— Records shown —

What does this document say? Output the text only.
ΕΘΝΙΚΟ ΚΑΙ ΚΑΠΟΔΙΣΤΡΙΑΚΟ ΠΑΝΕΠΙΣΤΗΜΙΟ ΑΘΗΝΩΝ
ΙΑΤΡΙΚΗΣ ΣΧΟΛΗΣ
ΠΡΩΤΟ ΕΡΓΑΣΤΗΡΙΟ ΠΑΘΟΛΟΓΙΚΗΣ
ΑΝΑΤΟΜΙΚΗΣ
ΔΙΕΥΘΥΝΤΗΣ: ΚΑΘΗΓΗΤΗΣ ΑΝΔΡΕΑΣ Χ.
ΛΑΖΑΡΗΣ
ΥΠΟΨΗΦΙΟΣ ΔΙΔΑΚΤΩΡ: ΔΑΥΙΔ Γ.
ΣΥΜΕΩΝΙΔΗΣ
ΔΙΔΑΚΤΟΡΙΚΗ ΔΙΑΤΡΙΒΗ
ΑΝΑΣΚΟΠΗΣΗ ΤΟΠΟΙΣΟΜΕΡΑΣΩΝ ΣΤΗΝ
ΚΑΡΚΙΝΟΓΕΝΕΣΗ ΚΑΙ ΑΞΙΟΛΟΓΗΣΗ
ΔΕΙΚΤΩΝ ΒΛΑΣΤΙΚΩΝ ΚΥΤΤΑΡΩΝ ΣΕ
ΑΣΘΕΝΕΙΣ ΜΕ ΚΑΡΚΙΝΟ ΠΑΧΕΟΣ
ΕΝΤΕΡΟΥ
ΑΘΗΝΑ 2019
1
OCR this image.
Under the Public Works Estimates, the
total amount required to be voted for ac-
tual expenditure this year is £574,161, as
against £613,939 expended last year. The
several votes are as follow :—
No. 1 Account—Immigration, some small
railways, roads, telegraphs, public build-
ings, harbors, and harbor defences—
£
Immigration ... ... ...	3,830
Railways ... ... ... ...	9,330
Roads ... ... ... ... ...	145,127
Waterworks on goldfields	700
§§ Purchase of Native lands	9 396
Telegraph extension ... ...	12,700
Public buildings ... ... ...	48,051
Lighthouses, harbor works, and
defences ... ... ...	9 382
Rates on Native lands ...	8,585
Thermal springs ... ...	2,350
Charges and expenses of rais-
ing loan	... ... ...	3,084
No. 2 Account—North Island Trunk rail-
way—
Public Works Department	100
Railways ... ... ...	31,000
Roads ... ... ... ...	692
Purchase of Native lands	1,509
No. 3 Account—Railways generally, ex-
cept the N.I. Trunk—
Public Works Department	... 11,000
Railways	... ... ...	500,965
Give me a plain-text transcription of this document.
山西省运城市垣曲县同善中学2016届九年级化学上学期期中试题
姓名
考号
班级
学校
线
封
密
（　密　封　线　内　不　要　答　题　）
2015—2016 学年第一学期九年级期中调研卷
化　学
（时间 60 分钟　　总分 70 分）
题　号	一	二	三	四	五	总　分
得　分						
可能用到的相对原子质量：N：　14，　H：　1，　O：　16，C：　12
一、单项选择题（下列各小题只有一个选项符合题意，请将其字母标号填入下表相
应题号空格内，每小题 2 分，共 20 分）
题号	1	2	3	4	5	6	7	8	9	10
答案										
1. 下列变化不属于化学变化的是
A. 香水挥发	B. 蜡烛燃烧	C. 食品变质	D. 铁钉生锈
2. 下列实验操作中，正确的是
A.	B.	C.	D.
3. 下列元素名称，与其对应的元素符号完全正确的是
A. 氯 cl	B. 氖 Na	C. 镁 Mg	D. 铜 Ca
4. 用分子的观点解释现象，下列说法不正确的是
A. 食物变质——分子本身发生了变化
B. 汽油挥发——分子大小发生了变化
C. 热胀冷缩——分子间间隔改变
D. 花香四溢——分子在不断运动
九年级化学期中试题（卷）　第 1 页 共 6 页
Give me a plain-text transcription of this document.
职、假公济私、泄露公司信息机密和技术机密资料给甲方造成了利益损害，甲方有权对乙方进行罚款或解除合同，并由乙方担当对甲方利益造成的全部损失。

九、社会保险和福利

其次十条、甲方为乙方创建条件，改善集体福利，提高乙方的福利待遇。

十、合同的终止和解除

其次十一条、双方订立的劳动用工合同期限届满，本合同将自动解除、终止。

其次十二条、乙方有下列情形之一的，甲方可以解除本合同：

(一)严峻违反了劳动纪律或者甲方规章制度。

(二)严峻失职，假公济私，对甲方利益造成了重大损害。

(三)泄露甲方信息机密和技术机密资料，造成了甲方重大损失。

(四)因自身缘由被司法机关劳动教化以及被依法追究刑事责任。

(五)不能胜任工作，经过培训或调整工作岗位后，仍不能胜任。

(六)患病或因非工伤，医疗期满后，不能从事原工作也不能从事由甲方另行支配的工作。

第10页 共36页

— Exercise objective —
Repeat all of the records above exactly as they appear.

— Response below —
What does this document say? Output the text only.
ΕΘΝΙΚΟ ΚΑΙ ΚΑΠΟΔΙΣΤΡΙΑΚΟ ΠΑΝΕΠΙΣΤΗΜΙΟ ΑΘΗΝΩΝ
ΙΑΤΡΙΚΗΣ ΣΧΟΛΗΣ
ΠΡΩΤΟ ΕΡΓΑΣΤΗΡΙΟ ΠΑΘΟΛΟΓΙΚΗΣ
ΑΝΑΤΟΜΙΚΗΣ
ΔΙΕΥΘΥΝΤΗΣ: ΚΑΘΗΓΗΤΗΣ ΑΝΔΡΕΑΣ Χ.
ΛΑΖΑΡΗΣ
ΥΠΟΨΗΦΙΟΣ ΔΙΔΑΚΤΩΡ: ΔΑΥΙΔ Γ.
ΣΥΜΕΩΝΙΔΗΣ
ΔΙΔΑΚΤΟΡΙΚΗ ΔΙΑΤΡΙΒΗ
ΑΝΑΣΚΟΠΗΣΗ ΤΟΠΟΙΣΟΜΕΡΑΣΩΝ ΣΤΗΝ
ΚΑΡΚΙΝΟΓΕΝΕΣΗ ΚΑΙ ΑΞΙΟΛΟΓΗΣΗ
ΔΕΙΚΤΩΝ ΒΛΑΣΤΙΚΩΝ ΚΥΤΤΑΡΩΝ ΣΕ
ΑΣΘΕΝΕΙΣ ΜΕ ΚΑΡΚΙΝΟ ΠΑΧΕΟΣ
ΕΝΤΕΡΟΥ
ΑΘΗΝΑ 2019
1
OCR this image.
Under the Public Works Estimates, the
total amount required to be voted for ac-
tual expenditure this year is £574,161, as
against £613,939 expended last year. The
several votes are as follow :—
No. 1 Account—Immigration, some small
railways, roads, telegraphs, public build-
ings, harbors, and harbor defences—
£
Immigration ... ... ...	3,830
Railways ... ... ... ...	9,330
Roads ... ... ... ... ...	145,127
Waterworks on goldfields	700
§§ Purchase of Native lands	9 396
Telegraph extension ... ...	12,700
Public buildings ... ... ...	48,051
Lighthouses, harbor works, and
defences ... ... ...	9 382
Rates on Native lands ...	8,585
Thermal springs ... ...	2,350
Charges and expenses of rais-
ing loan	... ... ...	3,084
No. 2 Account—North Island Trunk rail-
way—
Public Works Department	100
Railways ... ... ...	31,000
Roads ... ... ... ...	692
Purchase of Native lands	1,509
No. 3 Account—Railways generally, ex-
cept the N.I. Trunk—
Public Works Department	... 11,000
Railways	... ... ...	500,965
Give me a plain-text transcription of this document.
山西省运城市垣曲县同善中学2016届九年级化学上学期期中试题
姓名
考号
班级
学校
线
封
密
（　密　封　线　内　不　要　答　题　）
2015—2016 学年第一学期九年级期中调研卷
化　学
（时间 60 分钟　　总分 70 分）
题　号	一	二	三	四	五	总　分
得　分						
可能用到的相对原子质量：N：　14，　H：　1，　O：　16，C：　12
一、单项选择题（下列各小题只有一个选项符合题意，请将其字母标号填入下表相
应题号空格内，每小题 2 分，共 20 分）
题号	1	2	3	4	5	6	7	8	9	10
答案										
1. 下列变化不属于化学变化的是
A. 香水挥发	B. 蜡烛燃烧	C. 食品变质	D. 铁钉生锈
2. 下列实验操作中，正确的是
A.	B.	C.	D.
3. 下列元素名称，与其对应的元素符号完全正确的是
A. 氯 cl	B. 氖 Na	C. 镁 Mg	D. 铜 Ca
4. 用分子的观点解释现象，下列说法不正确的是
A. 食物变质——分子本身发生了变化
B. 汽油挥发——分子大小发生了变化
C. 热胀冷缩——分子间间隔改变
D. 花香四溢——分子在不断运动
九年级化学期中试题（卷）　第 1 页 共 6 页
Give me a plain-text transcription of this document.
职、假公济私、泄露公司信息机密和技术机密资料给甲方造成了利益损害，甲方有权对乙方进行罚款或解除合同，并由乙方担当对甲方利益造成的全部损失。

九、社会保险和福利

其次十条、甲方为乙方创建条件，改善集体福利，提高乙方的福利待遇。

十、合同的终止和解除

其次十一条、双方订立的劳动用工合同期限届满，本合同将自动解除、终止。

其次十二条、乙方有下列情形之一的，甲方可以解除本合同：

(一)严峻违反了劳动纪律或者甲方规章制度。

(二)严峻失职，假公济私，对甲方利益造成了重大损害。

(三)泄露甲方信息机密和技术机密资料，造成了甲方重大损失。

(四)因自身缘由被司法机关劳动教化以及被依法追究刑事责任。

(五)不能胜任工作，经过培训或调整工作岗位后，仍不能胜任。

(六)患病或因非工伤，医疗期满后，不能从事原工作也不能从事由甲方另行支配的工作。

第10页 共36页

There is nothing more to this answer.